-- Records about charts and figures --
⟨
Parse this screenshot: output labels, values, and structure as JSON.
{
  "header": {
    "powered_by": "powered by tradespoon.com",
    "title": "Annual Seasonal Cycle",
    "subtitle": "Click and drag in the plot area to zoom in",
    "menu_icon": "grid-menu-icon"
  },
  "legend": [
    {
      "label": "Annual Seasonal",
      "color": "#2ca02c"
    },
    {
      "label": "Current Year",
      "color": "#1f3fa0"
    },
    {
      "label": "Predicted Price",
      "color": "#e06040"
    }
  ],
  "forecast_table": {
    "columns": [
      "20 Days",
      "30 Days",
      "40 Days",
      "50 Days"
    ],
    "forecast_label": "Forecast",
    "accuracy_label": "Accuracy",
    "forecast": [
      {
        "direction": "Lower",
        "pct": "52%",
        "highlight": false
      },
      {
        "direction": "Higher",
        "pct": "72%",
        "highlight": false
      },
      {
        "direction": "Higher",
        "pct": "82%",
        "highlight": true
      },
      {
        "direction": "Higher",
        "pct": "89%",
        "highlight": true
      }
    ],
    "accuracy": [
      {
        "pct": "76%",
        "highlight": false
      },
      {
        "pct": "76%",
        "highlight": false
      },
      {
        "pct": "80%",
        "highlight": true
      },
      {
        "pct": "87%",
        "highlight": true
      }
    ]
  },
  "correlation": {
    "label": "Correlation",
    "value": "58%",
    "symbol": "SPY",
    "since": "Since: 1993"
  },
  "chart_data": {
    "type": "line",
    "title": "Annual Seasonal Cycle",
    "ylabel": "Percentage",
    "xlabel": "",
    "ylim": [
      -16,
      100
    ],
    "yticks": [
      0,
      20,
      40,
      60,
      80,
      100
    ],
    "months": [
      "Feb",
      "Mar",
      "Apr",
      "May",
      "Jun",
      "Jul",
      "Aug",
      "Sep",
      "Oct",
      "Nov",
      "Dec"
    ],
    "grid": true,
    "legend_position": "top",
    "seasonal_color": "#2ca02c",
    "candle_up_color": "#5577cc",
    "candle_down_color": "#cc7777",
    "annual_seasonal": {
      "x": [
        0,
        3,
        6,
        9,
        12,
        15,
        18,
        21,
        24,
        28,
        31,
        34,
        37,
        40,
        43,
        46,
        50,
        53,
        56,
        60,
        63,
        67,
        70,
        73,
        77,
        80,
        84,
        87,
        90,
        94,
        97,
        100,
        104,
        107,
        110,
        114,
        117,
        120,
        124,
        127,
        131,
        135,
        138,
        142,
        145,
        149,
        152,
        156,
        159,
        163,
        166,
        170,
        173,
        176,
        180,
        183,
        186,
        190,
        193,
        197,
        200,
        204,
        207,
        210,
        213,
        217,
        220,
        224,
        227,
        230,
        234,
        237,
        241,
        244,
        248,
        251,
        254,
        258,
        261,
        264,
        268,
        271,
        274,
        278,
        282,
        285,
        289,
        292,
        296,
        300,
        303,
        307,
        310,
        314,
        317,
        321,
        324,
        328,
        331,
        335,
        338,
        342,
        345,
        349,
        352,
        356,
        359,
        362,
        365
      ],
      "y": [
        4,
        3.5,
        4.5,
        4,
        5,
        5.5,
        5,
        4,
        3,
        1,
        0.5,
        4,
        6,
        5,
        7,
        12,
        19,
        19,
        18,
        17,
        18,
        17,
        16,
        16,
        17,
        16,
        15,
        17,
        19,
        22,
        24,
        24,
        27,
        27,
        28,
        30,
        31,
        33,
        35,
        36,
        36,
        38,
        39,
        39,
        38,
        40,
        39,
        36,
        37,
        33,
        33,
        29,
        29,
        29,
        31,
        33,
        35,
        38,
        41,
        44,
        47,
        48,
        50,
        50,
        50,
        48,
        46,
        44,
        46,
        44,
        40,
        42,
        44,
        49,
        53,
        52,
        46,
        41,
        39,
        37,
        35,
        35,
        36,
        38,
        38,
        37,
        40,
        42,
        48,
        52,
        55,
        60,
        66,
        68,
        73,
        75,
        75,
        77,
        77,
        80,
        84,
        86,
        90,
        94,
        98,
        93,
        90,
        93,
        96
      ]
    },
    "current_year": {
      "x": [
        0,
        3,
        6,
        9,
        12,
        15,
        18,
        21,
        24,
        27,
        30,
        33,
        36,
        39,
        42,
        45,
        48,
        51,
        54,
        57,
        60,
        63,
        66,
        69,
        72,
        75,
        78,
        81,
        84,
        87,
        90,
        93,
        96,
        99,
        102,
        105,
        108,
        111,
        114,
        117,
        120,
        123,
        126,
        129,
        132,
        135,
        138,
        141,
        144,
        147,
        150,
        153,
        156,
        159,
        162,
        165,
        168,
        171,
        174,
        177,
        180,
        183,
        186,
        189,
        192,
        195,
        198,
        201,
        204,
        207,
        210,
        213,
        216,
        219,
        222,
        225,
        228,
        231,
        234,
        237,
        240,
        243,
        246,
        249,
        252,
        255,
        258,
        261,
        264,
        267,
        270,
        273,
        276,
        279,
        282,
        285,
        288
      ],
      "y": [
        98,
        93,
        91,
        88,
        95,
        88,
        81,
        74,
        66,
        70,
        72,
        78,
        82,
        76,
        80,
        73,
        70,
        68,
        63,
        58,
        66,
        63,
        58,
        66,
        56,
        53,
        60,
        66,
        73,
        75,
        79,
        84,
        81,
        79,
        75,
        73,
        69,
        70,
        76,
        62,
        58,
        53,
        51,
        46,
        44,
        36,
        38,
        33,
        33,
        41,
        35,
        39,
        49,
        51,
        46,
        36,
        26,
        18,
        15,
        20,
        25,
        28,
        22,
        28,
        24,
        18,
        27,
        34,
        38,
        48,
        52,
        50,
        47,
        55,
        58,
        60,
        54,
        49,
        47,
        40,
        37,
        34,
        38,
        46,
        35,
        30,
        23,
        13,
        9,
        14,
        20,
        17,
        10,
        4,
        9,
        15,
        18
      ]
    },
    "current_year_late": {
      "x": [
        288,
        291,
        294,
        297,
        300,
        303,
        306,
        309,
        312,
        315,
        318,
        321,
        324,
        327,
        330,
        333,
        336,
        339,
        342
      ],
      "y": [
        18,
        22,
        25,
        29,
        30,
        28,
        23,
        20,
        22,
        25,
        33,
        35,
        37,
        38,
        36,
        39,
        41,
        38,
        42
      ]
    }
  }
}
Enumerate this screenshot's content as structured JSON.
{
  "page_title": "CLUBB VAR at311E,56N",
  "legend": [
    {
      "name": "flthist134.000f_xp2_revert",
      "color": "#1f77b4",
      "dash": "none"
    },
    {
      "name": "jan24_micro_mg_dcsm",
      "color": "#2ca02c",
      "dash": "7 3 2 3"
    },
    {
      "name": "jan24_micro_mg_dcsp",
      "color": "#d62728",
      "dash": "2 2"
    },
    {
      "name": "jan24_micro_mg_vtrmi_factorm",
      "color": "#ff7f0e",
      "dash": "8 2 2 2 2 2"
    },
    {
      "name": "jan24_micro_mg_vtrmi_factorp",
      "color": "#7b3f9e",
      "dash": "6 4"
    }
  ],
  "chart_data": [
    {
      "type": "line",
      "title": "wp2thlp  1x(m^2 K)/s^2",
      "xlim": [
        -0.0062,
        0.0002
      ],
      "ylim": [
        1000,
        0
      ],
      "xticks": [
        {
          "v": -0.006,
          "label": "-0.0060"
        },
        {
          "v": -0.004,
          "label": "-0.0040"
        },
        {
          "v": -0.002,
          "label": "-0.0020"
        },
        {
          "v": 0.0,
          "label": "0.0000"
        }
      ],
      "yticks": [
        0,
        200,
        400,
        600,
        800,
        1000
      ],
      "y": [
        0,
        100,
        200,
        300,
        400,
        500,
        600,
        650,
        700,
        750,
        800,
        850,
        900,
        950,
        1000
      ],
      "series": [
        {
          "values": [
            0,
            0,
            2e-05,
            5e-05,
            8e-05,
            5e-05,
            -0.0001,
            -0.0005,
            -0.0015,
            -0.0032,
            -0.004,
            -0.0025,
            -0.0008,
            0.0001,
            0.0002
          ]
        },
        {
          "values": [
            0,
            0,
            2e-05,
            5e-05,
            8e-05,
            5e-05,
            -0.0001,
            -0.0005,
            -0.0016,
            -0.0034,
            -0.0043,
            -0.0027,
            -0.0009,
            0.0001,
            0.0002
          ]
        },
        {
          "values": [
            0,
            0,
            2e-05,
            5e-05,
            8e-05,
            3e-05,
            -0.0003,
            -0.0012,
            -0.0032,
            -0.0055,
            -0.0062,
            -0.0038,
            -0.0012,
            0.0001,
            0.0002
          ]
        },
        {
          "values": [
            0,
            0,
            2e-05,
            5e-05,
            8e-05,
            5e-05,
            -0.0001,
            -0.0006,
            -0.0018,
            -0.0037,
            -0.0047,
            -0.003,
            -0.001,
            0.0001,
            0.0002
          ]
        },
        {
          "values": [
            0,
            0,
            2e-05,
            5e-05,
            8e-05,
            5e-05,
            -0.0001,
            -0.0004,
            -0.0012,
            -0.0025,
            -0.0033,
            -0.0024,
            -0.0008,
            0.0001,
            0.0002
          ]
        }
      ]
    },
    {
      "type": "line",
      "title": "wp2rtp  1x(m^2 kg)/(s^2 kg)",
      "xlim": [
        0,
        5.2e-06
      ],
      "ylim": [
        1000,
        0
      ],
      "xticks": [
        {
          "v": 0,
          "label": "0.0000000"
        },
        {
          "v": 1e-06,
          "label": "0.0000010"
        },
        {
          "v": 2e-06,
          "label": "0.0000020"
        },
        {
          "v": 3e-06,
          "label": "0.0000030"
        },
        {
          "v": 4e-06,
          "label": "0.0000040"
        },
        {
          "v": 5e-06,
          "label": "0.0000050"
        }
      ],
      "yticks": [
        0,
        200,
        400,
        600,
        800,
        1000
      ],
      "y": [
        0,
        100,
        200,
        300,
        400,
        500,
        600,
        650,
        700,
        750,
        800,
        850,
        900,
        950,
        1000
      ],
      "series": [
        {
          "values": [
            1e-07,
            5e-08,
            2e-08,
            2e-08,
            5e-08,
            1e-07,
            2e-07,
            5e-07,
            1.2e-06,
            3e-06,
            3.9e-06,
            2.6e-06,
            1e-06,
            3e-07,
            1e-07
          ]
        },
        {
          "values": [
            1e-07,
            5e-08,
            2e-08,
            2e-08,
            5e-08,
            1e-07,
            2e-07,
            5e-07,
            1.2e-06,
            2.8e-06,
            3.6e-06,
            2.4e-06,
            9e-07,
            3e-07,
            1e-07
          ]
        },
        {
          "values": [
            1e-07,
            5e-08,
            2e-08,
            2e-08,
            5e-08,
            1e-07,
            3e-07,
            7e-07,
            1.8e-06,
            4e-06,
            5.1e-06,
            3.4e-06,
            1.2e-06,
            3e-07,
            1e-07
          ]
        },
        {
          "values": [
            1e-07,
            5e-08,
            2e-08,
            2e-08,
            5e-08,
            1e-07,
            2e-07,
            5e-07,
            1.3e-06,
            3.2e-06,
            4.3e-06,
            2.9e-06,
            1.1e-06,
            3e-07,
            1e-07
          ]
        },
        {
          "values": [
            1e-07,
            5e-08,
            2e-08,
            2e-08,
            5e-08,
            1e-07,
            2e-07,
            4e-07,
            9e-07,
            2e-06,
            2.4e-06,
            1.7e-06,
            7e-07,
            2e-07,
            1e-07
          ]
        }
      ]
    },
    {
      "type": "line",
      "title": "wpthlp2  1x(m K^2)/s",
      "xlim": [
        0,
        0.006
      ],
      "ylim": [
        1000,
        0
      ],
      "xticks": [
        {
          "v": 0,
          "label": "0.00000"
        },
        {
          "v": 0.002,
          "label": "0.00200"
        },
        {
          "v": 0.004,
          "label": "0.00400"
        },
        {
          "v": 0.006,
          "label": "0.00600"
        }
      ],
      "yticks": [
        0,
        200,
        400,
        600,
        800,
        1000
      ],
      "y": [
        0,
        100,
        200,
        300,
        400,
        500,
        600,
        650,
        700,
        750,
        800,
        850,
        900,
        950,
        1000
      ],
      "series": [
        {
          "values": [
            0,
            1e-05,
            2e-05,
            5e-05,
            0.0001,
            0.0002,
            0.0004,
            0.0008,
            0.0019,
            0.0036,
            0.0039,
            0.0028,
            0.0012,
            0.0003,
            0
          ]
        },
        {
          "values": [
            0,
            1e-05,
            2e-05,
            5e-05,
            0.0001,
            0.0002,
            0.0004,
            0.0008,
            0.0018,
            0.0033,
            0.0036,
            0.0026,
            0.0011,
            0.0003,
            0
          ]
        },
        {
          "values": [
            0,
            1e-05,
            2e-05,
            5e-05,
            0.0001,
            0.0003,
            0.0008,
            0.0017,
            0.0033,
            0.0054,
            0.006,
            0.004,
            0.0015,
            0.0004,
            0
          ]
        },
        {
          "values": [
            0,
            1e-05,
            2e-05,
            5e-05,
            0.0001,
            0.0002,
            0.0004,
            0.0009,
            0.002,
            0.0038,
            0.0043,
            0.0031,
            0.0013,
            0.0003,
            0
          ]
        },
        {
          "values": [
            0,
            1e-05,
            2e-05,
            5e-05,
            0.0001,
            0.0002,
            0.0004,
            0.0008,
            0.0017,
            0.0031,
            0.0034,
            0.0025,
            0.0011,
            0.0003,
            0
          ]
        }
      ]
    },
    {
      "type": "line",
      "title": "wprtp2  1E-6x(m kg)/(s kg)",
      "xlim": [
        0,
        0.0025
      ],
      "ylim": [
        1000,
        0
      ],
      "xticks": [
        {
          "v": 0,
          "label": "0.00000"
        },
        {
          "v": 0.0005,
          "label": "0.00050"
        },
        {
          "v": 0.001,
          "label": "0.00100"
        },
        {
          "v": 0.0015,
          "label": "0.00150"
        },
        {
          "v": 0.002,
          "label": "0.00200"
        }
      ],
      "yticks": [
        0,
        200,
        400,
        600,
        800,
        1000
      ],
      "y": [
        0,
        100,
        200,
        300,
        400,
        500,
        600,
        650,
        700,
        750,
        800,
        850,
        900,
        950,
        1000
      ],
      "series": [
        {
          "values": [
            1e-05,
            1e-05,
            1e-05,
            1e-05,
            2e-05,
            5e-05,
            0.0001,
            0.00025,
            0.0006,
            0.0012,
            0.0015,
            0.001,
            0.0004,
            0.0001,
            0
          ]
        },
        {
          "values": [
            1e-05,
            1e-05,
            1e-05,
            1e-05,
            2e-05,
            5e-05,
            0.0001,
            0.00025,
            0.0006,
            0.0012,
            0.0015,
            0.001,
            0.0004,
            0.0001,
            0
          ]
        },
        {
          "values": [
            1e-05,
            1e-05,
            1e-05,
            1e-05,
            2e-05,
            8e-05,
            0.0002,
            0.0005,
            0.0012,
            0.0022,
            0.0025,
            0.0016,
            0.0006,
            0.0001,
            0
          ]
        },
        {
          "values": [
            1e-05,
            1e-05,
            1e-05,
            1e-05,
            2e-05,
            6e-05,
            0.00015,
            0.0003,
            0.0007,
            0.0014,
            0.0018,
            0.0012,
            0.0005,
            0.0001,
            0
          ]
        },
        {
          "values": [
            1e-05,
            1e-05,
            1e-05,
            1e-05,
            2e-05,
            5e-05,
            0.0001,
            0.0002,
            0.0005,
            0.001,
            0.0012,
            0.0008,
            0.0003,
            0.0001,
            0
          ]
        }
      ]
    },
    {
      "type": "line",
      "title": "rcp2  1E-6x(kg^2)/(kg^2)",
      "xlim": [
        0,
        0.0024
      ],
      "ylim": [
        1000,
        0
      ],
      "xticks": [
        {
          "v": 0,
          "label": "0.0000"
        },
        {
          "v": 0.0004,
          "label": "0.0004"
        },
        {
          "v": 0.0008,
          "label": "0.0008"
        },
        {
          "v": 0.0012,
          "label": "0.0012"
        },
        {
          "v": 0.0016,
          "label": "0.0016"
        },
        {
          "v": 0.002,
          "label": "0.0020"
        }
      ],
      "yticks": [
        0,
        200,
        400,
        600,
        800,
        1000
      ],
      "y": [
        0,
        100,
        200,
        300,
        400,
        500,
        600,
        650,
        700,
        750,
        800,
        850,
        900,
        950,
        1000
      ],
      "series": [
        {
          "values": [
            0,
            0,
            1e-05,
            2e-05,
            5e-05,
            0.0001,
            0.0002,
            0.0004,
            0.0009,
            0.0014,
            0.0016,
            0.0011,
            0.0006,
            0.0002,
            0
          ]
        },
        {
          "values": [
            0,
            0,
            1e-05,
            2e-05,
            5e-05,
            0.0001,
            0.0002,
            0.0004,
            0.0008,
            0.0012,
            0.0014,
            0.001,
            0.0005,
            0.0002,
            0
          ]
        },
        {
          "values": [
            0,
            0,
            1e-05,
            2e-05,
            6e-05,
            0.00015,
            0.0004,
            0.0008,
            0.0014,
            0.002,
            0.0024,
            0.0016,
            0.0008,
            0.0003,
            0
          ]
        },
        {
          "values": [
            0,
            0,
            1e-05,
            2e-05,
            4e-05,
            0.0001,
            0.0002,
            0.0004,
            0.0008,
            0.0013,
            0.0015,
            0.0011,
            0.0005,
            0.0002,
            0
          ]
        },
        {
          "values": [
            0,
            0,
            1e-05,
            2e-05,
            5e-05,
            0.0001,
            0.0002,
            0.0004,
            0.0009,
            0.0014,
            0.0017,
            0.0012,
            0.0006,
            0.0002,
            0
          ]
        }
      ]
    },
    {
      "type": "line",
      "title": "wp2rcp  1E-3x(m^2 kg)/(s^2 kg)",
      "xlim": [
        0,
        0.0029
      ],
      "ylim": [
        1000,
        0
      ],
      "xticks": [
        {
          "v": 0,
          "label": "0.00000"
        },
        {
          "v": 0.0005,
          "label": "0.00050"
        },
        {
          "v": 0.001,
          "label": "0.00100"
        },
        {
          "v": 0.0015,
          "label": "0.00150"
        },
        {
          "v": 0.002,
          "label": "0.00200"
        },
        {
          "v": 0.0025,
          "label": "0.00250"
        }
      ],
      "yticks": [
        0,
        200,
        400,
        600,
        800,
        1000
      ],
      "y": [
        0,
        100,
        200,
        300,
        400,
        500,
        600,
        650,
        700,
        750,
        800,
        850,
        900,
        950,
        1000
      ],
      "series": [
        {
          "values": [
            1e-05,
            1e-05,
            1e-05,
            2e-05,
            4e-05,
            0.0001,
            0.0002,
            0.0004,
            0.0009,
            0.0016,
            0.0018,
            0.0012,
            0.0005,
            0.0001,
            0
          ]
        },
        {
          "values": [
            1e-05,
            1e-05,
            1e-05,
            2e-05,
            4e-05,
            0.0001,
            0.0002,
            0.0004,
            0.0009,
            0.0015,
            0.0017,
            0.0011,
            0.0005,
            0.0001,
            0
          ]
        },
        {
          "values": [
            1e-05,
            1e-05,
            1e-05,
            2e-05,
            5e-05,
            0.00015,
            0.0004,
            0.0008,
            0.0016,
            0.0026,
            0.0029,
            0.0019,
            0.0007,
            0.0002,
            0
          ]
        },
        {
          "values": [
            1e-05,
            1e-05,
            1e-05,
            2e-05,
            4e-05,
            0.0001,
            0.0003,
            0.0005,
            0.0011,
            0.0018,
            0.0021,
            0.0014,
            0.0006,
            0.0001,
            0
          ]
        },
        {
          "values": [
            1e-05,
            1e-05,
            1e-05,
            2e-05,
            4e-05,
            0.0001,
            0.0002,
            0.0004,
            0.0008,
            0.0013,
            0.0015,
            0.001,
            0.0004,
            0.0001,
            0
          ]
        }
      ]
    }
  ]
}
⟩
-- Description of the task --
Collect the lines of the records that include the string "JSON".

-- Finished answer --
Parse this screenshot: output labels, values, and structure as JSON.
Enumerate this screenshot's content as structured JSON.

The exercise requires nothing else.